A run of records:
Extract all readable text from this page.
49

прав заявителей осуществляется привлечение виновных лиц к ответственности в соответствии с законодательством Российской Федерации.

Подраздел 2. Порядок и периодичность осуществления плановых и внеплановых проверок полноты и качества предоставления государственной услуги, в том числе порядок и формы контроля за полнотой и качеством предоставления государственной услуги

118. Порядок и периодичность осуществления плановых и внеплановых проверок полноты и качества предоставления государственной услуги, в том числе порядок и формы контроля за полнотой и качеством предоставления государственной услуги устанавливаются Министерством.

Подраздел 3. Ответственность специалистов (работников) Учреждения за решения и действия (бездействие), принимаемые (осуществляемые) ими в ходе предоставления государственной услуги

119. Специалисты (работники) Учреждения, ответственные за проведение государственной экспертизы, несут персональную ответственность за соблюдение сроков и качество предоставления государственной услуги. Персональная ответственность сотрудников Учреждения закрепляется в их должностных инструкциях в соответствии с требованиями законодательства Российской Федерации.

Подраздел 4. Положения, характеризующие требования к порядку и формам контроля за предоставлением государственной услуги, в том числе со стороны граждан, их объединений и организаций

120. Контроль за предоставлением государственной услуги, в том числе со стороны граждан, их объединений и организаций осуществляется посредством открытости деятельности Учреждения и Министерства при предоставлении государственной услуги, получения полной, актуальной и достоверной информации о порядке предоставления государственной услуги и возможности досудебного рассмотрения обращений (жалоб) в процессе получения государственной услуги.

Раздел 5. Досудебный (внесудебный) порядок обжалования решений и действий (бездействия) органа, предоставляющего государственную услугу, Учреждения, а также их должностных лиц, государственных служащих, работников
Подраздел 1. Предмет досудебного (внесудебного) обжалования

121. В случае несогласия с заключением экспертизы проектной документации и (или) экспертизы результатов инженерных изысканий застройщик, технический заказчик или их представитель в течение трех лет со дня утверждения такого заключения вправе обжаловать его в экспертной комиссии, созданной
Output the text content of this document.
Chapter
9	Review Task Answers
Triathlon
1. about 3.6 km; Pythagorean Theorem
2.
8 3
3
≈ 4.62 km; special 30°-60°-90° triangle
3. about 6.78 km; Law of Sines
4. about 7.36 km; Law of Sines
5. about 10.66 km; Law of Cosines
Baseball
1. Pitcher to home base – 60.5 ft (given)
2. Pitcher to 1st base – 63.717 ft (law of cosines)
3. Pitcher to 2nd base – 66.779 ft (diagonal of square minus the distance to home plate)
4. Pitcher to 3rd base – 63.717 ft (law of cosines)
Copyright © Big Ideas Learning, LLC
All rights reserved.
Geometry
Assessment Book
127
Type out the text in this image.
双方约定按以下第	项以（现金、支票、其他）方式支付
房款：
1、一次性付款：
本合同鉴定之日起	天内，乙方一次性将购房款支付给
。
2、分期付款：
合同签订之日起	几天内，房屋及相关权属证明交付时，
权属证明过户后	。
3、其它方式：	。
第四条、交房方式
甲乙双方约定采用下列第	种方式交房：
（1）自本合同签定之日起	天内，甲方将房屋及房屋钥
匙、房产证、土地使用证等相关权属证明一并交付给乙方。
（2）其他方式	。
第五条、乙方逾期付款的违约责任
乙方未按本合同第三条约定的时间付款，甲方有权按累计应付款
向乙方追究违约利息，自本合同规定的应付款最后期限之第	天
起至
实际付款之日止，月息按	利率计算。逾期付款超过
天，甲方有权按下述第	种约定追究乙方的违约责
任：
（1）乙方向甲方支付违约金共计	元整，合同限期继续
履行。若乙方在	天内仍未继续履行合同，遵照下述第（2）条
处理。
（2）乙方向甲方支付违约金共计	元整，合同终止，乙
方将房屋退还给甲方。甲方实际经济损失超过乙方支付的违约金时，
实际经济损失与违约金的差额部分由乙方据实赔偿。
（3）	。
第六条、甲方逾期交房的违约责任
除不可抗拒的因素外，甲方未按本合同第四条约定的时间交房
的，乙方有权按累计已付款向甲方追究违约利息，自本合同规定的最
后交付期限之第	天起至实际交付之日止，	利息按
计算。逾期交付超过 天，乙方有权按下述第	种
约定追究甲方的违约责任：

- Given exercise -
All of the lines above need to be given again exactly.

- Full response -
Extract all readable text from this page.
49

прав заявителей осуществляется привлечение виновных лиц к ответственности в соответствии с законодательством Российской Федерации.

Подраздел 2. Порядок и периодичность осуществления плановых и внеплановых проверок полноты и качества предоставления государственной услуги, в том числе порядок и формы контроля за полнотой и качеством предоставления государственной услуги

118. Порядок и периодичность осуществления плановых и внеплановых проверок полноты и качества предоставления государственной услуги, в том числе порядок и формы контроля за полнотой и качеством предоставления государственной услуги устанавливаются Министерством.

Подраздел 3. Ответственность специалистов (работников) Учреждения за решения и действия (бездействие), принимаемые (осуществляемые) ими в ходе предоставления государственной услуги

119. Специалисты (работники) Учреждения, ответственные за проведение государственной экспертизы, несут персональную ответственность за соблюдение сроков и качество предоставления государственной услуги. Персональная ответственность сотрудников Учреждения закрепляется в их должностных инструкциях в соответствии с требованиями законодательства Российской Федерации.

Подраздел 4. Положения, характеризующие требования к порядку и формам контроля за предоставлением государственной услуги, в том числе со стороны граждан, их объединений и организаций

120. Контроль за предоставлением государственной услуги, в том числе со стороны граждан, их объединений и организаций осуществляется посредством открытости деятельности Учреждения и Министерства при предоставлении государственной услуги, получения полной, актуальной и достоверной информации о порядке предоставления государственной услуги и возможности досудебного рассмотрения обращений (жалоб) в процессе получения государственной услуги.

Раздел 5. Досудебный (внесудебный) порядок обжалования решений и действий (бездействия) органа, предоставляющего государственную услугу, Учреждения, а также их должностных лиц, государственных служащих, работников
Подраздел 1. Предмет досудебного (внесудебного) обжалования

121. В случае несогласия с заключением экспертизы проектной документации и (или) экспертизы результатов инженерных изысканий застройщик, технический заказчик или их представитель в течение трех лет со дня утверждения такого заключения вправе обжаловать его в экспертной комиссии, созданной
Output the text content of this document.
Chapter
9	Review Task Answers
Triathlon
1. about 3.6 km; Pythagorean Theorem
2.
8 3
3
≈ 4.62 km; special 30°-60°-90° triangle
3. about 6.78 km; Law of Sines
4. about 7.36 km; Law of Sines
5. about 10.66 km; Law of Cosines
Baseball
1. Pitcher to home base – 60.5 ft (given)
2. Pitcher to 1st base – 63.717 ft (law of cosines)
3. Pitcher to 2nd base – 66.779 ft (diagonal of square minus the distance to home plate)
4. Pitcher to 3rd base – 63.717 ft (law of cosines)
Copyright © Big Ideas Learning, LLC
All rights reserved.
Geometry
Assessment Book
127
Type out the text in this image.
双方约定按以下第	项以（现金、支票、其他）方式支付
房款：
1、一次性付款：
本合同鉴定之日起	天内，乙方一次性将购房款支付给
。
2、分期付款：
合同签订之日起	几天内，房屋及相关权属证明交付时，
权属证明过户后	。
3、其它方式：	。
第四条、交房方式
甲乙双方约定采用下列第	种方式交房：
（1）自本合同签定之日起	天内，甲方将房屋及房屋钥
匙、房产证、土地使用证等相关权属证明一并交付给乙方。
（2）其他方式	。
第五条、乙方逾期付款的违约责任
乙方未按本合同第三条约定的时间付款，甲方有权按累计应付款
向乙方追究违约利息，自本合同规定的应付款最后期限之第	天
起至
实际付款之日止，月息按	利率计算。逾期付款超过
天，甲方有权按下述第	种约定追究乙方的违约责
任：
（1）乙方向甲方支付违约金共计	元整，合同限期继续
履行。若乙方在	天内仍未继续履行合同，遵照下述第（2）条
处理。
（2）乙方向甲方支付违约金共计	元整，合同终止，乙
方将房屋退还给甲方。甲方实际经济损失超过乙方支付的违约金时，
实际经济损失与违约金的差额部分由乙方据实赔偿。
（3）	。
第六条、甲方逾期交房的违约责任
除不可抗拒的因素外，甲方未按本合同第四条约定的时间交房
的，乙方有权按累计已付款向甲方追究违约利息，自本合同规定的最
后交付期限之第	天起至实际交付之日止，	利息按
计算。逾期交付超过 天，乙方有权按下述第	种
约定追究甲方的违约责任：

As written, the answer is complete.